§ **THE PROBLEM**
Each line below is to be written out in full, exactly as shown.

-- start of DATA PROVIDED --

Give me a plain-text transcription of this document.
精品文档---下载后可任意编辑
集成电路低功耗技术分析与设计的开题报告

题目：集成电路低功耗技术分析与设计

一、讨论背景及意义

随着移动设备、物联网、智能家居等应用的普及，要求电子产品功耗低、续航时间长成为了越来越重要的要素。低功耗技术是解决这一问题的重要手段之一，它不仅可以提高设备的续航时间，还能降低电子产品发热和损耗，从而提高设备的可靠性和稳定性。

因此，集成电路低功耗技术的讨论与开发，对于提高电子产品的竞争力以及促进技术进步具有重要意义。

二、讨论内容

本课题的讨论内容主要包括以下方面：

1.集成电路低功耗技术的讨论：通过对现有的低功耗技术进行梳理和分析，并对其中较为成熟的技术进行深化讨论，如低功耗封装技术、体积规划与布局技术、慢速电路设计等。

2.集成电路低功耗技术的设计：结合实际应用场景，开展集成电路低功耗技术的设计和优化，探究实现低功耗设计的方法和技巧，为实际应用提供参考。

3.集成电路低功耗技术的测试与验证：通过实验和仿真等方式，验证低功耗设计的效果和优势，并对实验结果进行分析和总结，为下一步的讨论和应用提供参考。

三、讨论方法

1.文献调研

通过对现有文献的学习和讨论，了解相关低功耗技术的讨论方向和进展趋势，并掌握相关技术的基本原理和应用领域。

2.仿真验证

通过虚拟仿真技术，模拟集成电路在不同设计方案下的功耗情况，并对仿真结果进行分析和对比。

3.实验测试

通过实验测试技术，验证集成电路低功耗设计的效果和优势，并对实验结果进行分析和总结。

-- end of DATA PROVIDED --

§ **SOLUTION FOR THIS EXERCISE**
Give me a plain-text transcription of this document.
精品文档---下载后可任意编辑
集成电路低功耗技术分析与设计的开题报告

题目：集成电路低功耗技术分析与设计

一、讨论背景及意义

随着移动设备、物联网、智能家居等应用的普及，要求电子产品功耗低、续航时间长成为了越来越重要的要素。低功耗技术是解决这一问题的重要手段之一，它不仅可以提高设备的续航时间，还能降低电子产品发热和损耗，从而提高设备的可靠性和稳定性。

因此，集成电路低功耗技术的讨论与开发，对于提高电子产品的竞争力以及促进技术进步具有重要意义。

二、讨论内容

本课题的讨论内容主要包括以下方面：

1.集成电路低功耗技术的讨论：通过对现有的低功耗技术进行梳理和分析，并对其中较为成熟的技术进行深化讨论，如低功耗封装技术、体积规划与布局技术、慢速电路设计等。

2.集成电路低功耗技术的设计：结合实际应用场景，开展集成电路低功耗技术的设计和优化，探究实现低功耗设计的方法和技巧，为实际应用提供参考。

3.集成电路低功耗技术的测试与验证：通过实验和仿真等方式，验证低功耗设计的效果和优势，并对实验结果进行分析和总结，为下一步的讨论和应用提供参考。

三、讨论方法

1.文献调研

通过对现有文献的学习和讨论，了解相关低功耗技术的讨论方向和进展趋势，并掌握相关技术的基本原理和应用领域。

2.仿真验证

通过虚拟仿真技术，模拟集成电路在不同设计方案下的功耗情况，并对仿真结果进行分析和对比。

3.实验测试

通过实验测试技术，验证集成电路低功耗设计的效果和优势，并对实验结果进行分析和总结。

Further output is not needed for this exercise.